■ PROBLEM TO WORK ON
Set down the full listing exactly as given. Any pictures are to be left out.

Figure content listings
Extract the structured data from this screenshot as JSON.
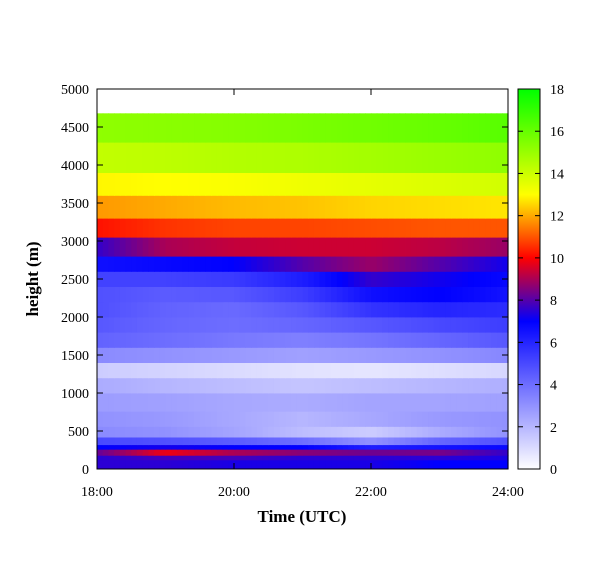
{
  "chart_data": {
    "type": "heatmap",
    "title": "",
    "xlabel": "Time (UTC)",
    "ylabel": "height (m)",
    "x_ticks": [
      "18:00",
      "20:00",
      "22:00",
      "24:00"
    ],
    "y_ticks": [
      "0",
      "500",
      "1000",
      "1500",
      "2000",
      "2500",
      "3000",
      "3500",
      "4000",
      "4500",
      "5000"
    ],
    "xlim": [
      "18:00",
      "24:00"
    ],
    "ylim": [
      0,
      5000
    ],
    "colorbar": {
      "range": [
        0,
        18
      ],
      "ticks": [
        "0",
        "2",
        "4",
        "6",
        "8",
        "10",
        "12",
        "14",
        "16",
        "18"
      ],
      "stops": [
        {
          "value": 0,
          "color": "#ffffff"
        },
        {
          "value": 7,
          "color": "#0000ff"
        },
        {
          "value": 10,
          "color": "#ff0000"
        },
        {
          "value": 13,
          "color": "#ffff00"
        },
        {
          "value": 18,
          "color": "#00ff00"
        }
      ]
    },
    "times": [
      "18:00",
      "19:00",
      "20:00",
      "21:00",
      "22:00",
      "23:00",
      "24:00"
    ],
    "layers": [
      {
        "height": [
          0,
          120
        ],
        "values": [
          7.5,
          7.5,
          7.3,
          7.3,
          7.3,
          7.0,
          7.0
        ]
      },
      {
        "height": [
          120,
          180
        ],
        "values": [
          7.5,
          7.8,
          7.8,
          7.5,
          7.5,
          7.5,
          7.3
        ]
      },
      {
        "height": [
          180,
          260
        ],
        "values": [
          8.2,
          9.8,
          9.0,
          8.6,
          8.3,
          8.4,
          7.6
        ]
      },
      {
        "height": [
          260,
          320
        ],
        "values": [
          7.0,
          7.2,
          7.0,
          7.0,
          6.2,
          6.5,
          6.8
        ]
      },
      {
        "height": [
          320,
          420
        ],
        "values": [
          5.0,
          4.8,
          4.5,
          4.0,
          3.0,
          4.2,
          4.8
        ]
      },
      {
        "height": [
          420,
          560
        ],
        "values": [
          3.2,
          3.0,
          2.5,
          1.8,
          1.4,
          2.3,
          3.0
        ]
      },
      {
        "height": [
          560,
          760
        ],
        "values": [
          3.0,
          2.8,
          2.4,
          2.0,
          2.4,
          2.8,
          3.0
        ]
      },
      {
        "height": [
          760,
          1000
        ],
        "values": [
          2.7,
          2.6,
          2.4,
          2.3,
          2.5,
          2.5,
          2.6
        ]
      },
      {
        "height": [
          1000,
          1200
        ],
        "values": [
          2.3,
          2.0,
          1.8,
          1.6,
          1.8,
          2.0,
          2.2
        ]
      },
      {
        "height": [
          1200,
          1400
        ],
        "values": [
          1.4,
          1.2,
          1.0,
          0.8,
          0.7,
          0.9,
          1.1
        ]
      },
      {
        "height": [
          1400,
          1600
        ],
        "values": [
          3.2,
          3.0,
          2.8,
          2.6,
          2.8,
          3.0,
          3.3
        ]
      },
      {
        "height": [
          1600,
          1800
        ],
        "values": [
          4.3,
          4.0,
          3.7,
          3.5,
          3.8,
          4.2,
          4.6
        ]
      },
      {
        "height": [
          1800,
          2000
        ],
        "values": [
          4.6,
          4.2,
          4.0,
          4.2,
          4.6,
          5.0,
          5.3
        ]
      },
      {
        "height": [
          2000,
          2200
        ],
        "values": [
          4.8,
          4.3,
          4.1,
          4.6,
          5.6,
          6.0,
          5.8
        ]
      },
      {
        "height": [
          2200,
          2400
        ],
        "values": [
          4.8,
          4.5,
          4.6,
          5.3,
          6.6,
          7.0,
          6.5
        ]
      },
      {
        "height": [
          2400,
          2600
        ],
        "values": [
          5.2,
          5.2,
          5.4,
          6.2,
          7.6,
          7.2,
          6.8
        ]
      },
      {
        "height": [
          2600,
          2800
        ],
        "values": [
          6.6,
          6.8,
          7.0,
          8.0,
          8.8,
          8.0,
          7.2
        ]
      },
      {
        "height": [
          2800,
          3050
        ],
        "values": [
          7.6,
          9.0,
          9.3,
          9.4,
          9.4,
          9.2,
          8.8
        ]
      },
      {
        "height": [
          3050,
          3300
        ],
        "values": [
          10.2,
          10.6,
          10.8,
          10.8,
          10.9,
          11.0,
          11.0
        ]
      },
      {
        "height": [
          3300,
          3600
        ],
        "values": [
          11.8,
          12.0,
          12.2,
          12.3,
          12.5,
          12.6,
          12.7
        ]
      },
      {
        "height": [
          3600,
          3900
        ],
        "values": [
          12.9,
          13.0,
          13.1,
          13.3,
          13.5,
          13.7,
          13.9
        ]
      },
      {
        "height": [
          3900,
          4300
        ],
        "values": [
          14.2,
          14.3,
          14.5,
          14.6,
          14.8,
          15.0,
          15.2
        ]
      },
      {
        "height": [
          4300,
          4680
        ],
        "values": [
          15.2,
          15.3,
          15.4,
          15.6,
          15.8,
          16.0,
          16.3
        ]
      }
    ],
    "grid": false,
    "legend": "colorbar-right"
  }
}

■ PROBLEM SOLUTION
Extract the structured data from this screenshot as JSON.
{
  "chart_data": {
    "type": "heatmap",
    "title": "",
    "xlabel": "Time (UTC)",
    "ylabel": "height (m)",
    "x_ticks": [
      "18:00",
      "20:00",
      "22:00",
      "24:00"
    ],
    "y_ticks": [
      "0",
      "500",
      "1000",
      "1500",
      "2000",
      "2500",
      "3000",
      "3500",
      "4000",
      "4500",
      "5000"
    ],
    "xlim": [
      "18:00",
      "24:00"
    ],
    "ylim": [
      0,
      5000
    ],
    "colorbar": {
      "range": [
        0,
        18
      ],
      "ticks": [
        "0",
        "2",
        "4",
        "6",
        "8",
        "10",
        "12",
        "14",
        "16",
        "18"
      ],
      "stops": [
        {
          "value": 0,
          "color": "#ffffff"
        },
        {
          "value": 7,
          "color": "#0000ff"
        },
        {
          "value": 10,
          "color": "#ff0000"
        },
        {
          "value": 13,
          "color": "#ffff00"
        },
        {
          "value": 18,
          "color": "#00ff00"
        }
      ]
    },
    "times": [
      "18:00",
      "19:00",
      "20:00",
      "21:00",
      "22:00",
      "23:00",
      "24:00"
    ],
    "layers": [
      {
        "height": [
          0,
          120
        ],
        "values": [
          7.5,
          7.5,
          7.3,
          7.3,
          7.3,
          7.0,
          7.0
        ]
      },
      {
        "height": [
          120,
          180
        ],
        "values": [
          7.5,
          7.8,
          7.8,
          7.5,
          7.5,
          7.5,
          7.3
        ]
      },
      {
        "height": [
          180,
          260
        ],
        "values": [
          8.2,
          9.8,
          9.0,
          8.6,
          8.3,
          8.4,
          7.6
        ]
      },
      {
        "height": [
          260,
          320
        ],
        "values": [
          7.0,
          7.2,
          7.0,
          7.0,
          6.2,
          6.5,
          6.8
        ]
      },
      {
        "height": [
          320,
          420
        ],
        "values": [
          5.0,
          4.8,
          4.5,
          4.0,
          3.0,
          4.2,
          4.8
        ]
      },
      {
        "height": [
          420,
          560
        ],
        "values": [
          3.2,
          3.0,
          2.5,
          1.8,
          1.4,
          2.3,
          3.0
        ]
      },
      {
        "height": [
          560,
          760
        ],
        "values": [
          3.0,
          2.8,
          2.4,
          2.0,
          2.4,
          2.8,
          3.0
        ]
      },
      {
        "height": [
          760,
          1000
        ],
        "values": [
          2.7,
          2.6,
          2.4,
          2.3,
          2.5,
          2.5,
          2.6
        ]
      },
      {
        "height": [
          1000,
          1200
        ],
        "values": [
          2.3,
          2.0,
          1.8,
          1.6,
          1.8,
          2.0,
          2.2
        ]
      },
      {
        "height": [
          1200,
          1400
        ],
        "values": [
          1.4,
          1.2,
          1.0,
          0.8,
          0.7,
          0.9,
          1.1
        ]
      },
      {
        "height": [
          1400,
          1600
        ],
        "values": [
          3.2,
          3.0,
          2.8,
          2.6,
          2.8,
          3.0,
          3.3
        ]
      },
      {
        "height": [
          1600,
          1800
        ],
        "values": [
          4.3,
          4.0,
          3.7,
          3.5,
          3.8,
          4.2,
          4.6
        ]
      },
      {
        "height": [
          1800,
          2000
        ],
        "values": [
          4.6,
          4.2,
          4.0,
          4.2,
          4.6,
          5.0,
          5.3
        ]
      },
      {
        "height": [
          2000,
          2200
        ],
        "values": [
          4.8,
          4.3,
          4.1,
          4.6,
          5.6,
          6.0,
          5.8
        ]
      },
      {
        "height": [
          2200,
          2400
        ],
        "values": [
          4.8,
          4.5,
          4.6,
          5.3,
          6.6,
          7.0,
          6.5
        ]
      },
      {
        "height": [
          2400,
          2600
        ],
        "values": [
          5.2,
          5.2,
          5.4,
          6.2,
          7.6,
          7.2,
          6.8
        ]
      },
      {
        "height": [
          2600,
          2800
        ],
        "values": [
          6.6,
          6.8,
          7.0,
          8.0,
          8.8,
          8.0,
          7.2
        ]
      },
      {
        "height": [
          2800,
          3050
        ],
        "values": [
          7.6,
          9.0,
          9.3,
          9.4,
          9.4,
          9.2,
          8.8
        ]
      },
      {
        "height": [
          3050,
          3300
        ],
        "values": [
          10.2,
          10.6,
          10.8,
          10.8,
          10.9,
          11.0,
          11.0
        ]
      },
      {
        "height": [
          3300,
          3600
        ],
        "values": [
          11.8,
          12.0,
          12.2,
          12.3,
          12.5,
          12.6,
          12.7
        ]
      },
      {
        "height": [
          3600,
          3900
        ],
        "values": [
          12.9,
          13.0,
          13.1,
          13.3,
          13.5,
          13.7,
          13.9
        ]
      },
      {
        "height": [
          3900,
          4300
        ],
        "values": [
          14.2,
          14.3,
          14.5,
          14.6,
          14.8,
          15.0,
          15.2
        ]
      },
      {
        "height": [
          4300,
          4680
        ],
        "values": [
          15.2,
          15.3,
          15.4,
          15.6,
          15.8,
          16.0,
          16.3
        ]
      }
    ],
    "grid": false,
    "legend": "colorbar-right"
  }
}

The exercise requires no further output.